> [PROBLEM DETAILS]:
Work through the listing below and count the lines that hold "only". Answer with the number alone.

> [DATASET ENTRIES]:
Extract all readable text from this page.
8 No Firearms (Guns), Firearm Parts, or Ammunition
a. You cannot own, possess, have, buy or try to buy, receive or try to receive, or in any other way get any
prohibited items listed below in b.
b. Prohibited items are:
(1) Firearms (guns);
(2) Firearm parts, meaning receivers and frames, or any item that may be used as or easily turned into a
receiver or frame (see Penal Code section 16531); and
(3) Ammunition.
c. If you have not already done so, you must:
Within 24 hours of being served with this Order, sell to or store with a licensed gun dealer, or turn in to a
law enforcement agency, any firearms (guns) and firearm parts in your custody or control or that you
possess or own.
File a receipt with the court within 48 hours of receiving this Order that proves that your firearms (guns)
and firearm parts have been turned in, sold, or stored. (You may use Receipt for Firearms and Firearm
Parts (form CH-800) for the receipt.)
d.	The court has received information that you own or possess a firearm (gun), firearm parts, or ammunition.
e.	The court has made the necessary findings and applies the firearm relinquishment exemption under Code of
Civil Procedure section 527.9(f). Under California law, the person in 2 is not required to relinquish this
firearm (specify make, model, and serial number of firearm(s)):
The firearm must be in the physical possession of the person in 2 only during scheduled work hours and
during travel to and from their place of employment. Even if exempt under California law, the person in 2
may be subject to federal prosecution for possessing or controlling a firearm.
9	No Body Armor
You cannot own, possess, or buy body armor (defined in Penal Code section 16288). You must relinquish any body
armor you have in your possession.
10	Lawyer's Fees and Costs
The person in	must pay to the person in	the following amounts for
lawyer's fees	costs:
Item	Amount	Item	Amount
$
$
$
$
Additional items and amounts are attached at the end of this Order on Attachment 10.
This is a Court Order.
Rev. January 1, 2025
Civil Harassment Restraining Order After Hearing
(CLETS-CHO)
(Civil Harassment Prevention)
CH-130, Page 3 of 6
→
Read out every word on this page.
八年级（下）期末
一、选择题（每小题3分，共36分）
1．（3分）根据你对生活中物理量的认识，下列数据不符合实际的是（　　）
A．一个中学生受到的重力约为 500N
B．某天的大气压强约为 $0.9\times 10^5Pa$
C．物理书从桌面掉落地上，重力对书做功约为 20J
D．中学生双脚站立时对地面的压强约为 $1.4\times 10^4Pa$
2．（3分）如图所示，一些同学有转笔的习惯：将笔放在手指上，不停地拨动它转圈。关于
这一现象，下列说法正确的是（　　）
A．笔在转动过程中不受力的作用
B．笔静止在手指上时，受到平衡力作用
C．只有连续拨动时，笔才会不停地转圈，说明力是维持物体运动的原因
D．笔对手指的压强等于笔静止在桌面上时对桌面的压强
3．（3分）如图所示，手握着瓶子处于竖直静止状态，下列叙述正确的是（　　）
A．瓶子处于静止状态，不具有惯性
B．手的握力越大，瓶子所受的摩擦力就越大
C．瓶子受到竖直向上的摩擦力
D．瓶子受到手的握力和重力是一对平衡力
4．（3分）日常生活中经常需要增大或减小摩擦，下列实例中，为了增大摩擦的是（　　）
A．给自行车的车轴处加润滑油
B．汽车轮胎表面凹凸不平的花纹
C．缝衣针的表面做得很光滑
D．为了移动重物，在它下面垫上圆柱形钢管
---
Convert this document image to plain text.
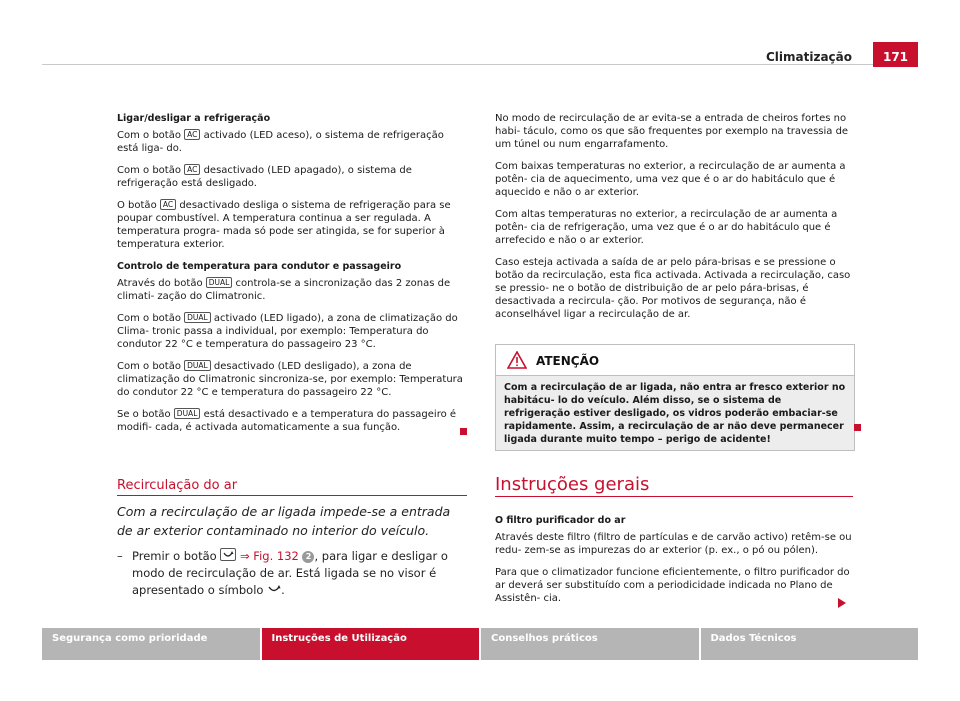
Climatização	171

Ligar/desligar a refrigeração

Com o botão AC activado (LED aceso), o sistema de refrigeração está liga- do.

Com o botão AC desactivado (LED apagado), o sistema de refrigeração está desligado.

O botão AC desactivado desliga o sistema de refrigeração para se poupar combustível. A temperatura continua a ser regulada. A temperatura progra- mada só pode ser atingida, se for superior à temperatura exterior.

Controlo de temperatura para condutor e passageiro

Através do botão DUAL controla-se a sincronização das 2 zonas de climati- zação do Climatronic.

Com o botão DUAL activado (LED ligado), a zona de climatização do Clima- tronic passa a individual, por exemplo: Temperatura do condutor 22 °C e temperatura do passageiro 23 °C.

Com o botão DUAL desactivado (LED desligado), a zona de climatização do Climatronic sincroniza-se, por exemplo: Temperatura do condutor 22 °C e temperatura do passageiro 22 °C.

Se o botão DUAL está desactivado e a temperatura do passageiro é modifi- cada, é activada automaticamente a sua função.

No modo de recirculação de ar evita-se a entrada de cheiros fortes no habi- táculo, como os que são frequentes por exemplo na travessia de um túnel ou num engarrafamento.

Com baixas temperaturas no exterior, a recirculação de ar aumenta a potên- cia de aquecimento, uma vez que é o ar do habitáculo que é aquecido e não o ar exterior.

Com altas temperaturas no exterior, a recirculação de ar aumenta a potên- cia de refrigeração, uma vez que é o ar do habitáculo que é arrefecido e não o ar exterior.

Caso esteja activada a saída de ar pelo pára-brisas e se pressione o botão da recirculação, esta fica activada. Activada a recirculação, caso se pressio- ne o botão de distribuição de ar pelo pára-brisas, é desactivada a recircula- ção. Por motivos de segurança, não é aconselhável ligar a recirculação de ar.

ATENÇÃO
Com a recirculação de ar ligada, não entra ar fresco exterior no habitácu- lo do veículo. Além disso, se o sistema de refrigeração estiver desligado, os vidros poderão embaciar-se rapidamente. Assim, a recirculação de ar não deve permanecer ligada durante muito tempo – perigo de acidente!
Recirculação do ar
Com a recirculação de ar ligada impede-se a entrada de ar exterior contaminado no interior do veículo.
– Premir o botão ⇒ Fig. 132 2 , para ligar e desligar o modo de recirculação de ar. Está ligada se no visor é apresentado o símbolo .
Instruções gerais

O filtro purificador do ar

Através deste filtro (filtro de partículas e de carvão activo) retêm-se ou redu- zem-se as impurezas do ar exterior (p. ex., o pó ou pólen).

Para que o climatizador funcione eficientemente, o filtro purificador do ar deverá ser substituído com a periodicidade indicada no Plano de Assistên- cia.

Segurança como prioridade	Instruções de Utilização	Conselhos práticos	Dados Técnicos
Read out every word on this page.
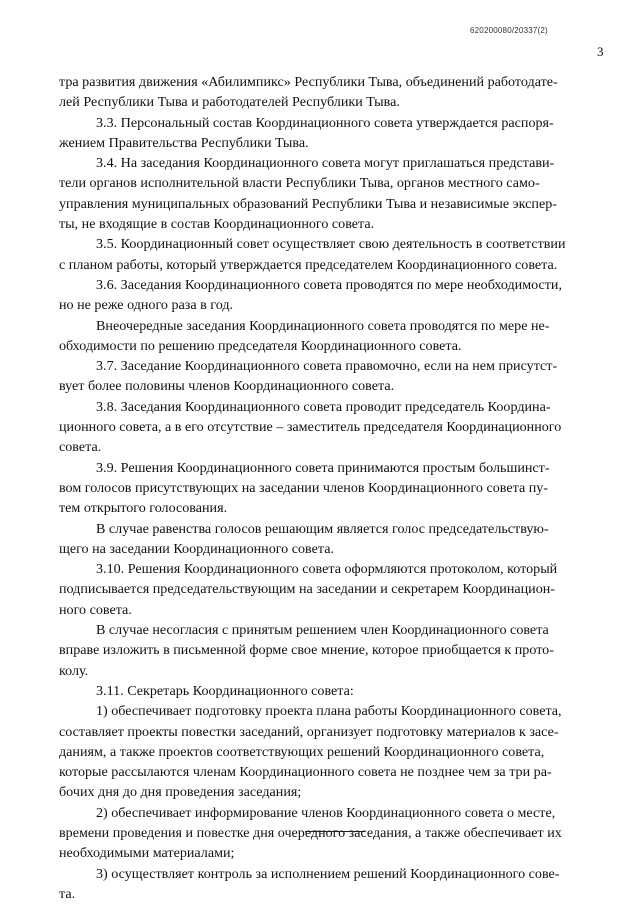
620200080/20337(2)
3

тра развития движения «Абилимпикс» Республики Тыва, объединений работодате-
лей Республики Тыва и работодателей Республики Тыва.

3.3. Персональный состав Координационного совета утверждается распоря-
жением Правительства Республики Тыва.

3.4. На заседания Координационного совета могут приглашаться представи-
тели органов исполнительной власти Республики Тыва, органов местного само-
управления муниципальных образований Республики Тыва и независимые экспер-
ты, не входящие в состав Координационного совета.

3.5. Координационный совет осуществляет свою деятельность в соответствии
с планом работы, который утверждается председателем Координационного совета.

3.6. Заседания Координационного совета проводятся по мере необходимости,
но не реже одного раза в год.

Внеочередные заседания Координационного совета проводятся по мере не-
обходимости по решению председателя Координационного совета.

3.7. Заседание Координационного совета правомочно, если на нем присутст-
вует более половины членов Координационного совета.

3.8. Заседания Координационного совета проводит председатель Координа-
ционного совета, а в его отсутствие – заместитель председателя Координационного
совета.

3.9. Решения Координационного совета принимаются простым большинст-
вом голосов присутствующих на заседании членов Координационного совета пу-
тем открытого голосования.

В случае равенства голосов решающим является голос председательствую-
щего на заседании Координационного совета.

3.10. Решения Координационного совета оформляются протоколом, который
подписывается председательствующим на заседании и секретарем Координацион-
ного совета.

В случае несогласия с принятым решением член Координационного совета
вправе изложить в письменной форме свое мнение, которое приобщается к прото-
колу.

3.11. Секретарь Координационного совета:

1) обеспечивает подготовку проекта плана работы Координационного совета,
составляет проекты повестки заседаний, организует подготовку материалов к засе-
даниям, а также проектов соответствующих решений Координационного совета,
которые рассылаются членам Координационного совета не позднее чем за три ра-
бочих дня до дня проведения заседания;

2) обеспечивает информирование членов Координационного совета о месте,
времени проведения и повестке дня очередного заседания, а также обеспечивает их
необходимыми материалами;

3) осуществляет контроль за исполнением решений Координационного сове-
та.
--
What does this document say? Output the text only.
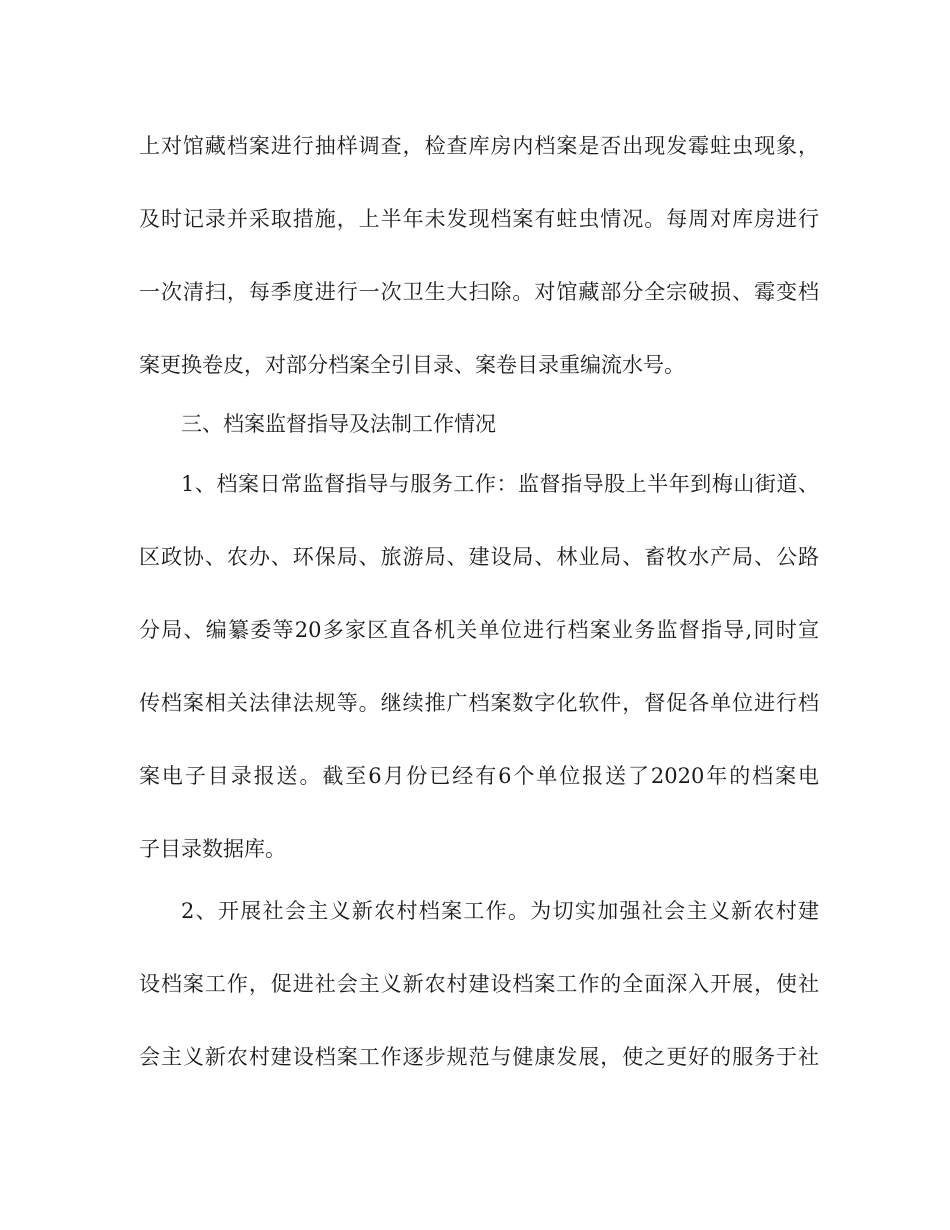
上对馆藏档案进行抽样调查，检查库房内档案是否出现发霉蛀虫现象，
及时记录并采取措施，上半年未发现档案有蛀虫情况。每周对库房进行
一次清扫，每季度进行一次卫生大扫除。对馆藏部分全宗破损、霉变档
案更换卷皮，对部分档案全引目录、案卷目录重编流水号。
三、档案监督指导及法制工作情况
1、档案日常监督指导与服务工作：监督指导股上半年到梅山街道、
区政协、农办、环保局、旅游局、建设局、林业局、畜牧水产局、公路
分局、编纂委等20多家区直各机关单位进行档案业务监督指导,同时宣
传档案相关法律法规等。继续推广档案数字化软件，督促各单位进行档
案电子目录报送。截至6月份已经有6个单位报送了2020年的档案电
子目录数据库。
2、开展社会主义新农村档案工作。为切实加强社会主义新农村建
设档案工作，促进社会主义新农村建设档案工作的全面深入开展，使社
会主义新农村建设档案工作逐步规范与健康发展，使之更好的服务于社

> [RESPONSE BELOW]:
2